_THE INPUT:_
§ §

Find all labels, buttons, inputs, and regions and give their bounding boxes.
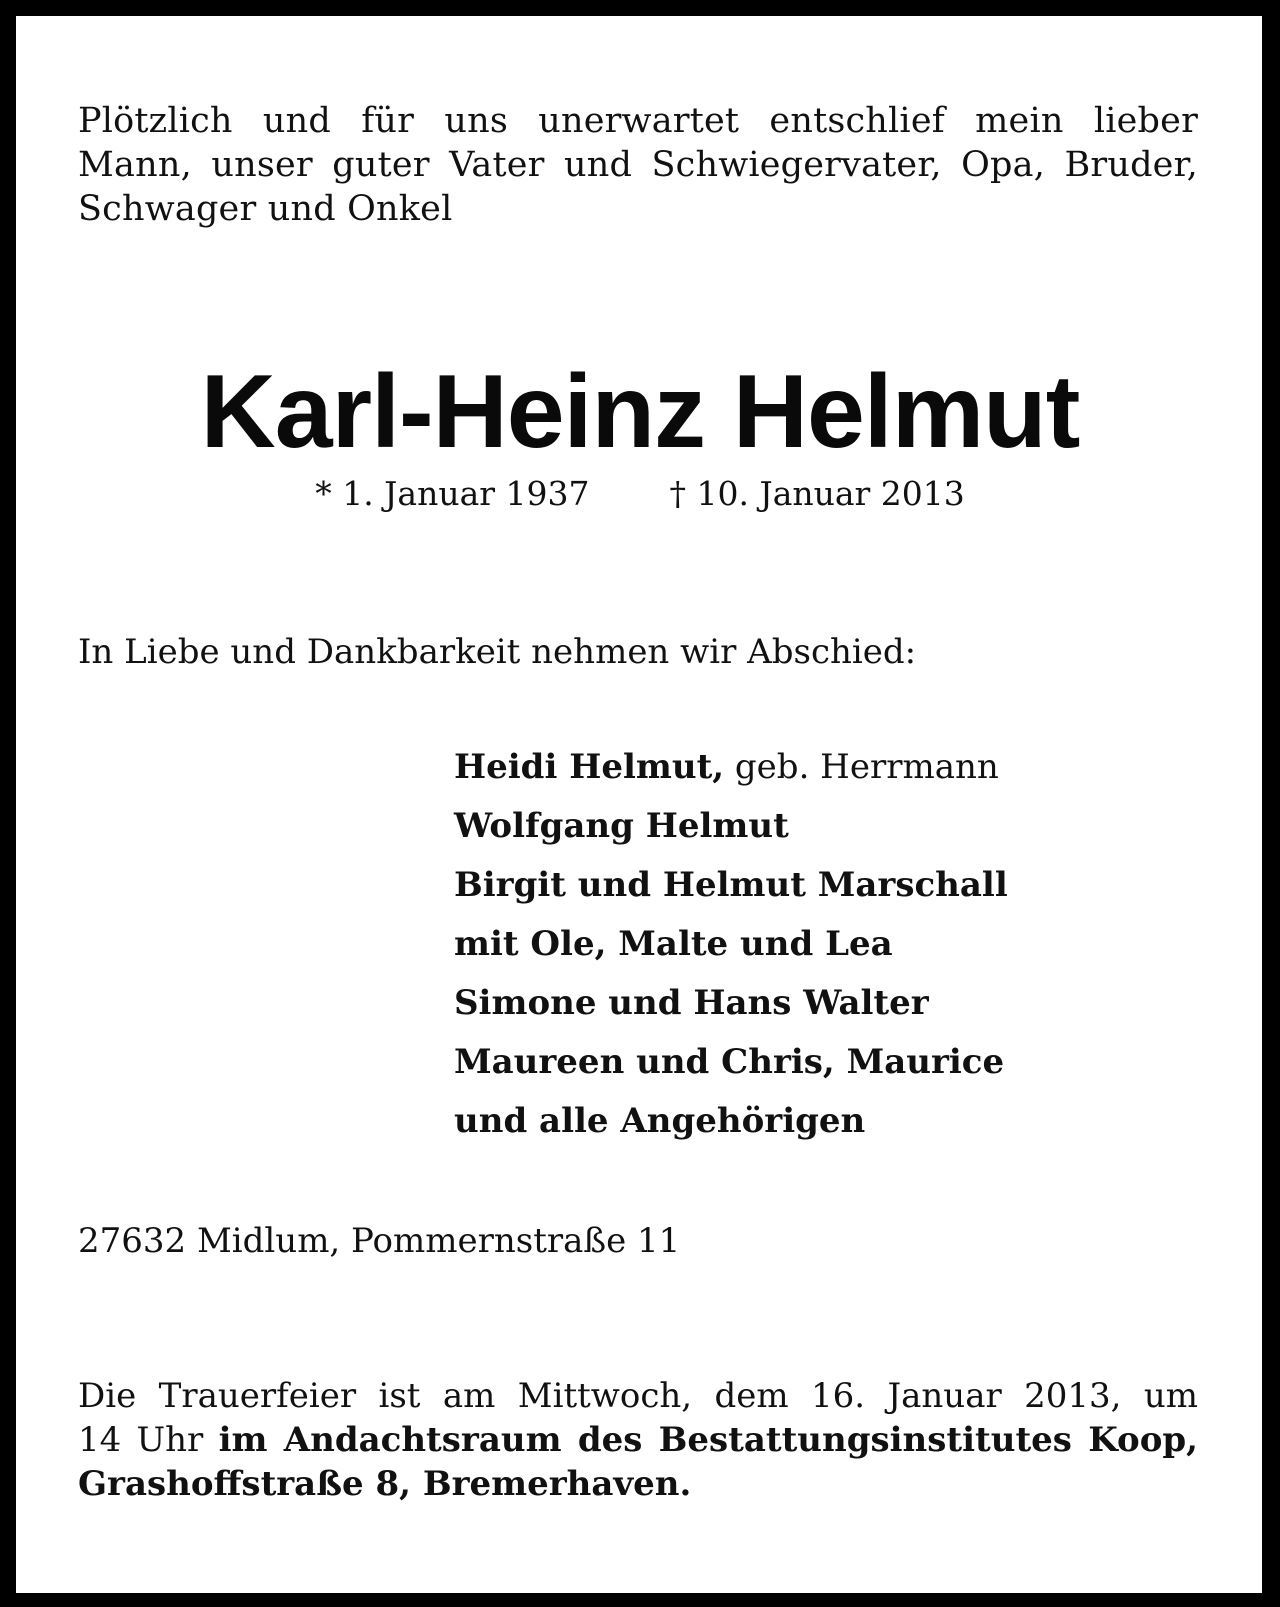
- family-name-bold: Wolfgang Helmut: [454, 806, 789, 846]
- farewell-text: In Liebe und Dankbarkeit nehmen wir Abschied:: [78, 632, 917, 672]
- death-date: † 10. Januar 2013: [669, 474, 965, 513]
- intro-line-2: Mann, unser guter Vater und Schwiegervater, Opa, Bruder,: [78, 145, 1198, 185]
- family-row: [454, 1092, 1008, 1151]
- family-name-bold: Maureen und Chris, Maurice: [454, 1042, 1005, 1082]
- birth-date: * 1. Januar 1937: [315, 474, 590, 513]
- family-name-bold: Birgit und Helmut Marschall: [454, 865, 1008, 905]
- intro-line-1: Plötzlich und für uns unerwartet entschlief mein lieber: [78, 101, 1198, 141]
- family-name-bold: Simone und Hans Walter: [454, 983, 929, 1023]
- family-row: [454, 974, 1008, 1033]
- service-text: [78, 1374, 1198, 1506]
- family-row: [454, 797, 1008, 856]
- family-list: [454, 738, 1008, 1151]
- address-text: 27632 Midlum, Pommernstraße 11: [78, 1221, 681, 1261]
- family-name-bold: Heidi Helmut,: [454, 747, 725, 787]
- family-row: [454, 738, 1008, 797]
- life-dates: [0, 472, 1280, 516]
- service-line-1: Die Trauerfeier ist am Mittwoch, dem 16. Januar 2013, um: [78, 1376, 1198, 1416]
- intro-line-3: Schwager und Onkel: [78, 189, 453, 229]
- deceased-name: Karl-Heinz Helmut: [200, 354, 1080, 470]
- family-name-suffix: geb. Herrmann: [724, 747, 999, 787]
- family-row: [454, 915, 1008, 974]
- family-row: [454, 856, 1008, 915]
- service-line-2: [78, 1418, 1198, 1462]
- family-row: [454, 1033, 1008, 1092]
- service-time: 14 Uhr: [78, 1420, 219, 1460]
- family-name-bold: und alle Angehörigen: [454, 1101, 866, 1141]
- intro-text: [78, 99, 1198, 231]
- service-address: Grashoffstraße 8, Bremerhaven.: [78, 1464, 692, 1504]
- family-name-bold: mit Ole, Malte und Lea: [454, 924, 893, 964]
- service-location: im Andachtsraum des Bestattungsinstitutes Koop,: [218, 1420, 1198, 1460]
- service-line-3: [78, 1462, 1198, 1506]
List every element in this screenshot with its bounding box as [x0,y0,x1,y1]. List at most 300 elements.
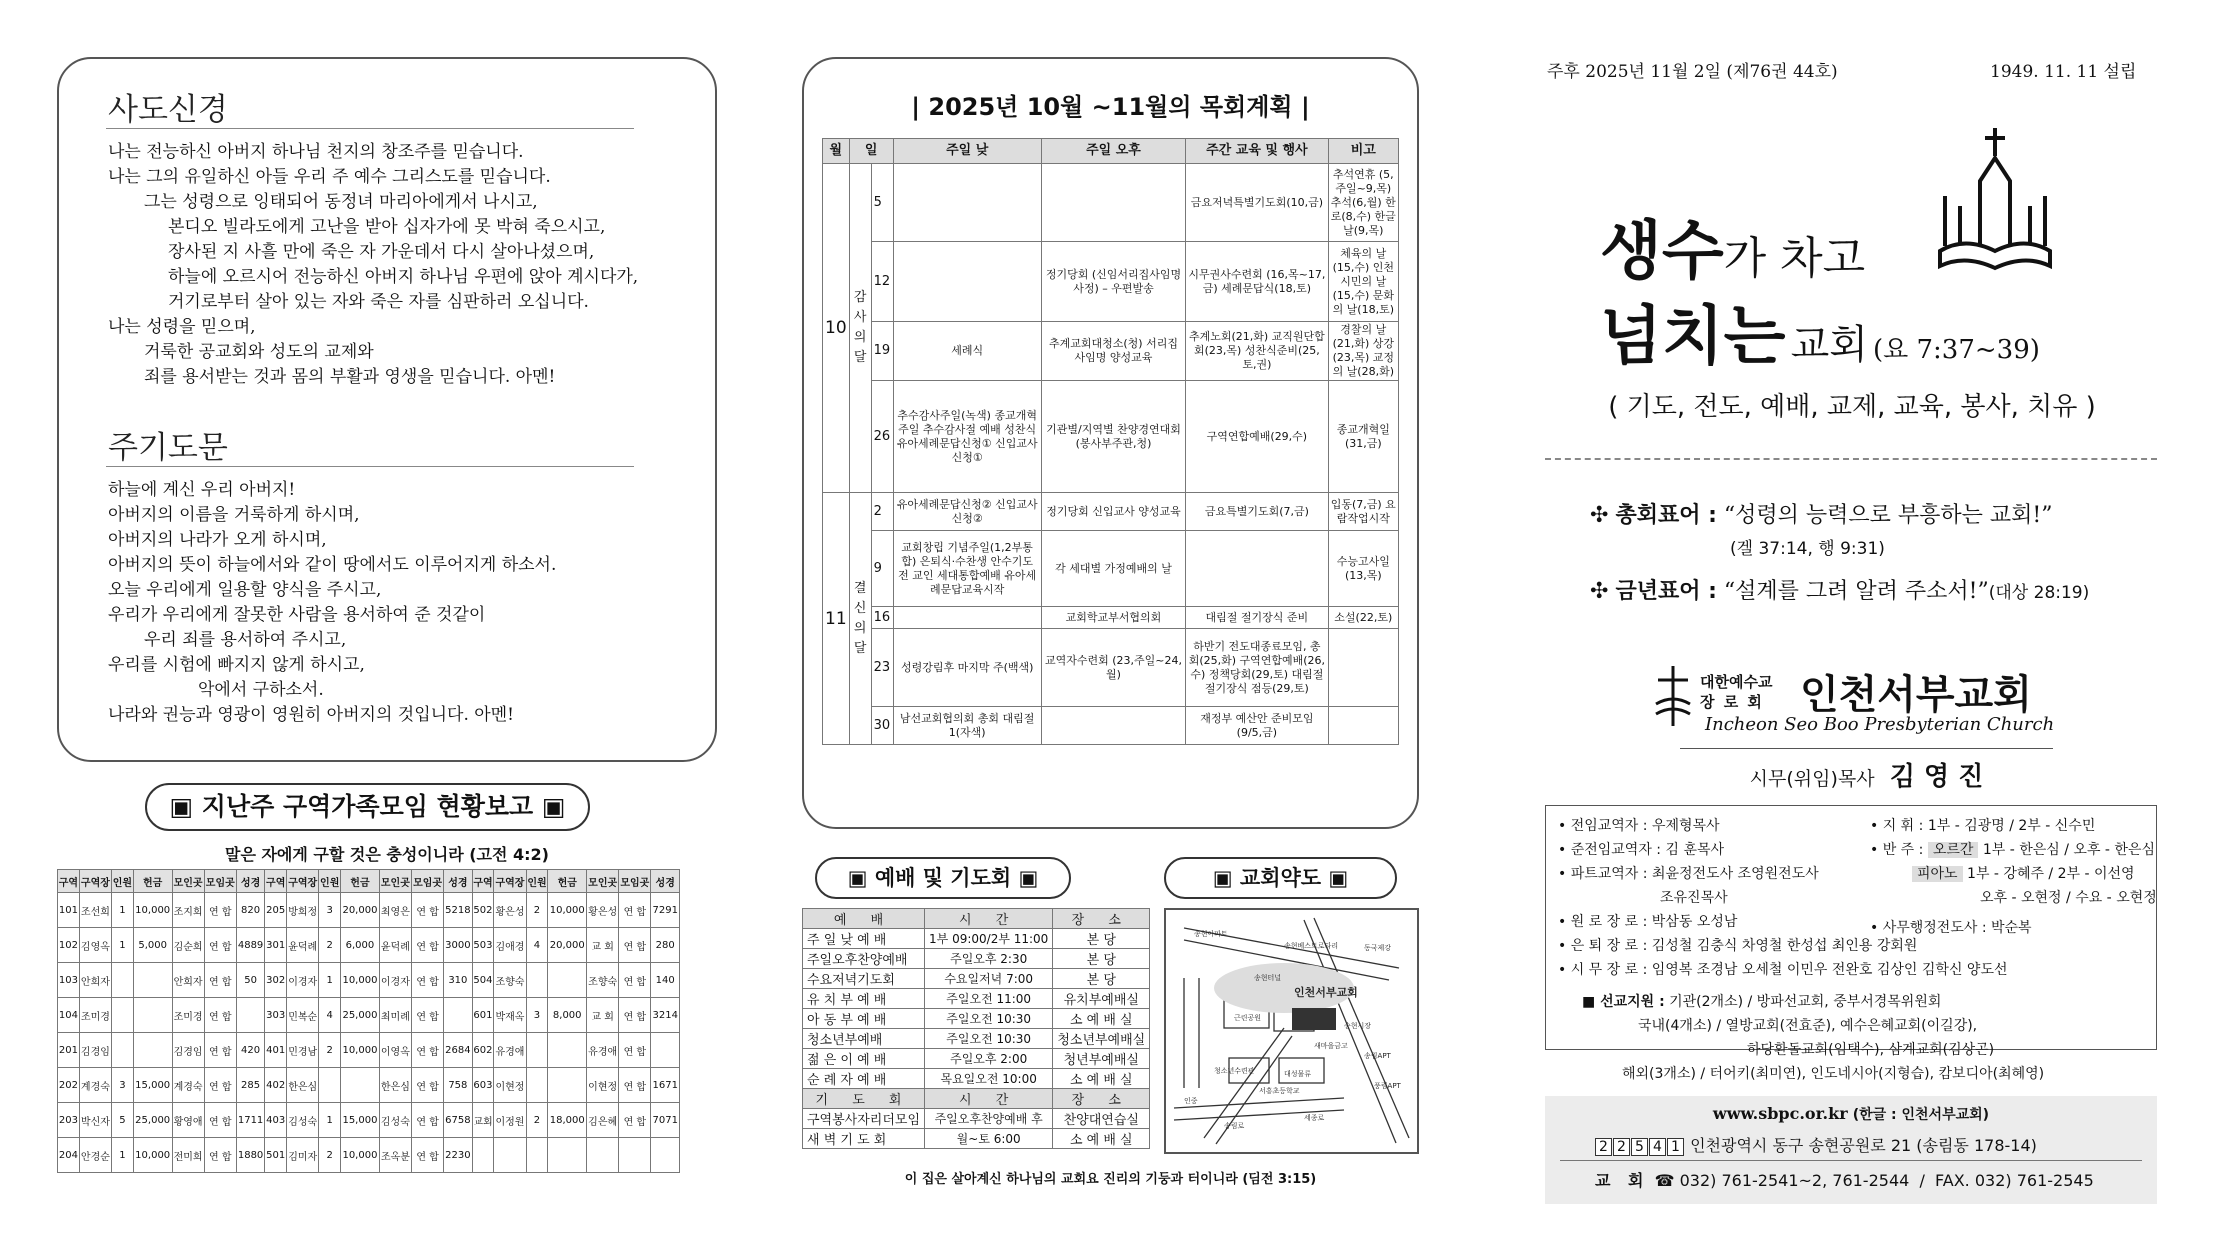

§ §

_EXERCISE TASK:_ Format the listing as a Markdown table with the columns Row and Entry, starting with the line containing "- family-name-bold: Wolfgang" and continuing through the line containing "- family-name-bold: mit". Number each row and leave out any blank lines.

_RIGHT ANSWER:_
| Row | Entry |
|---|---|
| 1 | - family-name-bold: Wolfgang Helmut: [454, 806, 789, 846] |
| 2 | - farewell-text: In Liebe und Dankbarkeit nehmen wir Abschied:: [78, 632, 917, 672] |
| 3 | - death-date: † 10. Januar 2013: [669, 474, 965, 513] |
| 4 | - intro-line-2: Mann, unser guter Vater und Schwiegervater, Opa, Bruder,: [78, 145, 1198, 185] |
| 5 | - family-row: [454, 1092, 1008, 1151] |
| 6 | - family-name-bold: Maureen und Chris, Maurice: [454, 1042, 1005, 1082] |
| 7 | - birth-date: * 1. Januar 1937: [315, 474, 590, 513] |
| 8 | - family-name-bold: Birgit und Helmut Marschall: [454, 865, 1008, 905] |
| 9 | - intro-line-1: Plötzlich und für uns unerwartet entschlief mein lieber: [78, 101, 1198, 141] |
| 10 | - family-name-bold: Simone und Hans Walter: [454, 983, 929, 1023] |
| 11 | - family-row: [454, 974, 1008, 1033] |
| 12 | - service-text: [78, 1374, 1198, 1506] |
| 13 | - family-row: [454, 797, 1008, 856] |
| 14 | - family-list: [454, 738, 1008, 1151] |
| 15 | - address-text: 27632 Midlum, Pommernstraße 11: [78, 1221, 681, 1261] |
| 16 | - family-name-bold: Heidi Helmut,: [454, 747, 725, 787] |
| 17 | - family-row: [454, 738, 1008, 797] |
| 18 | - life-dates: [0, 472, 1280, 516] |
| 19 | - service-line-1: Die Trauerfeier ist am Mittwoch, dem 16. Januar 2013, um: [78, 1376, 1198, 1416] |
| 20 | - intro-line-3: Schwager und Onkel: [78, 189, 453, 229] |
| 21 | - deceased-name: Karl-Heinz Helmut: [200, 354, 1080, 470] |
| 22 | - family-name-suffix: geb. Herrmann: [724, 747, 999, 787] |
| 23 | - family-row: [454, 915, 1008, 974] |
| 24 | - family-row: [454, 856, 1008, 915] |
| 25 | - service-line-2: [78, 1418, 1198, 1462] |
| 26 | - family-row: [454, 1033, 1008, 1092] |
| 27 | - service-time: 14 Uhr: [78, 1420, 219, 1460] |
| 28 | - family-name-bold: und alle Angehörigen: [454, 1101, 866, 1141] |
| 29 | - intro-text: [78, 99, 1198, 231] |
| 30 | - service-address: Grashoffstraße 8, Bremerhaven.: [78, 1464, 692, 1504] |
| 31 | - family-name-bold: mit Ole, Malte und Lea: [454, 924, 893, 964] |